**FRAGMENTO PROPORCIONADO**:
========================================================================
¿Quiere ello decir que los funcionarios todo lo hacen bien? No por cierto. De la misma manera que la evolución de los organismos se realiza de forma admirable y eficiente, pero a veces deja islas atrofiadas que, como el apéndice, son la huella de una evolución fallida, también el funcionariado conoce islas de ineficiencia. Algo de esto ha sucedido en la Universidad española. Según acaba de hacer público un informe del Consejo de Universidades, este año quedará vacante el diez por ciento de las plazas ofertadas en el sistema público de enseñanza superior. ¿Qué ocurriría si, de repente, el consumo de automóviles, lejos de aumentar, se redujese una décima parte?: es obvio que las empresas reaccionarían con presteza. Sorprendentemente, en el caso de la Universidad nada parece indicar que se vaya a reaccionar con presteza. La crisis tiene causas conocidas. El incremento demográfico que se produce a partir de los años sesenta ha tocado fondo y, además, el propio sistema de titulaciones universitarias hace tiempo que llegó a la saturación, pues el espejismo de que la Universidad proporciona a sus licenciados una mejora del nivel de vida y de las expectativas laborales ha revelado toda su falacia. España está llena de médicos que sobran, de profesores que sobran, de abogados que sobran, de economistas que sobran, últimamente hasta de ingenieros que sobran. Total, entre que hay pocos aspirantes y que no tienen nada claro su futuro, la caída del modelo vigente está garantizada.
========================================================================
Registros extraídos de una colección

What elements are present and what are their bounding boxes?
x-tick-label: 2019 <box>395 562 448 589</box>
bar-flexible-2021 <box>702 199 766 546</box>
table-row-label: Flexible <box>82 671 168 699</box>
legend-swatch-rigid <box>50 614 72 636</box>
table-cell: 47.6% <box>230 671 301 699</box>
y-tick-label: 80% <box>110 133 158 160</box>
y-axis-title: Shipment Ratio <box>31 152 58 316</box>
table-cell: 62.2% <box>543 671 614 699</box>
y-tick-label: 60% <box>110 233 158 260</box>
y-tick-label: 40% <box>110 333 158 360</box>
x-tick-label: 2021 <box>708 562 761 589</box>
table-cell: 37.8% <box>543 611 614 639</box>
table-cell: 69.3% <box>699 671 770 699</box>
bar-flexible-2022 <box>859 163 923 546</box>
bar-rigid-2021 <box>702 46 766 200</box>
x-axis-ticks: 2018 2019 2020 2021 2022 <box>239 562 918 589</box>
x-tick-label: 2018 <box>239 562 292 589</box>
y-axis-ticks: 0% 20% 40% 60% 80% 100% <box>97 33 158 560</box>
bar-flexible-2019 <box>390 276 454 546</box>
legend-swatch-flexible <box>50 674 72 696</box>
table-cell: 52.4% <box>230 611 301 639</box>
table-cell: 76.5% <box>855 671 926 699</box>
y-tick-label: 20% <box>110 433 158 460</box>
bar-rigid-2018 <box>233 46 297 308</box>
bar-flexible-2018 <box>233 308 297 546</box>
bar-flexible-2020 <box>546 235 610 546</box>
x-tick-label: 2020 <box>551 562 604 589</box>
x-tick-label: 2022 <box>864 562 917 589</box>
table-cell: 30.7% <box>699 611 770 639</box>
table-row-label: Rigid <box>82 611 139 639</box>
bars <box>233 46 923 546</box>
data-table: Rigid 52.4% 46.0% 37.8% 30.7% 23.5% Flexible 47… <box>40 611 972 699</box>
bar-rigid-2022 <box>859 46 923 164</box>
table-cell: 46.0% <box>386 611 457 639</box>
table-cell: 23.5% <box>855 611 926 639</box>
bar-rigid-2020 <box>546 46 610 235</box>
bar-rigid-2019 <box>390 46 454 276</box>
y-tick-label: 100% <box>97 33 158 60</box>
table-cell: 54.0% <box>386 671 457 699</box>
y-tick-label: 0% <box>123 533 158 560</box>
========================================================================
**TAREAS PENDIENTES**:
1/ ¿Concuerdan con el fragmento sobre la Universidad española estas afirmaciones? (a) Un informe del Consejo de Universidades indica que este año quedará vacante el diez por ciento de las plazas ofertadas. (b) El texto sostiene que los funcionarios todo lo hacen bien. (c) Las causas de la crisis son desconocidas. Contesta sí o no a cada una y cita literalmente las palabras del texto que lo deciden.
2/ ¿Cómo resumirías en dos oraciones el fragmento sobre la Universidad española?
3/ Retoma el fragmento sobre la Universidad española y continúalo a partir de su última oración.
El listado no interviene en nada de esto.

**RESULTADOS DEL EJERCICIO**:
1/
(a) Sí: «este año quedará vacante el diez por ciento de las plazas ofertadas en el sistema público de enseñanza superior».
(b) No: «¿Quiere ello decir que los funcionarios todo lo hacen bien? No por cierto».
(c) No: «La crisis tiene causas conocidas».

2/ Según un informe del Consejo de Universidades, este año quedará vacante el diez por ciento de las plazas ofertadas en la enseñanza superior pública, y, a diferencia de lo que harían las empresas ante una caída semejante, nada indica que se vaya a reaccionar con presteza. La crisis se debe a que el incremento demográfico iniciado en los años sesenta ha tocado fondo y a que el sistema de titulaciones está saturado, de modo que hay pocos aspirantes y estos no tienen claro su futuro.

3/
¿A qué atribuir, pues, la indolencia y falta de reacción de esta empresa que se hunde sin remedio? Probablemente a la peculiar condición laboral de sus trabajadores, los profesores universitarios. Como es sabido, buena parte de ellos son funcionarios. Pero lo malo no son los funcionarios. Lo malo es la funcionaritis. Trátase de una enfermedad muy extendida consistente en creer que, puesto que el sueldo llegará inapelablemente hasta el día de la jubilación, es posible desentenderse de la marcha general de la empresa. Las universidades valencianas se han dotado de un rígido sistema de filtros, el cual hace depender las iniciativas innovadoras de la buena voluntad y de los intereses corporativos de los departamentos en vez de radicarlas en las necesidades de la propia Universidad y de la sociedad a la que sirven. Es como si el Corte Inglés, pongo por caso, comprobada la falta de ventas en una determinada sección, se obstinase en mantenerla contra viento y marea e impidiese, además, la creación de secciones nuevas. O, también, como si los empleados de una de estas secciones deficitarias pudiesen negarse a ser desplazados a otra sección de mayor demanda y torpedeasen todos los intentos de la empresa por hacerla rentable. Claro que la Universidad no es una empresa que tenga que devolver beneficios a sus accionistas, sino un servicio público. Pero, si no lo he entendido mal, esto quiere decir que sus accionistas se identifican con el público en general y que, si para algo está, es para servirle. Si las reticencias de la sociedad se refieren a cosas como esta, hay de conceder que tiene más razón que un santo cuando critica a los funcionarios. Afortunadamente este tipo de situaciones no son las más normales, y esto es lo que cuenta.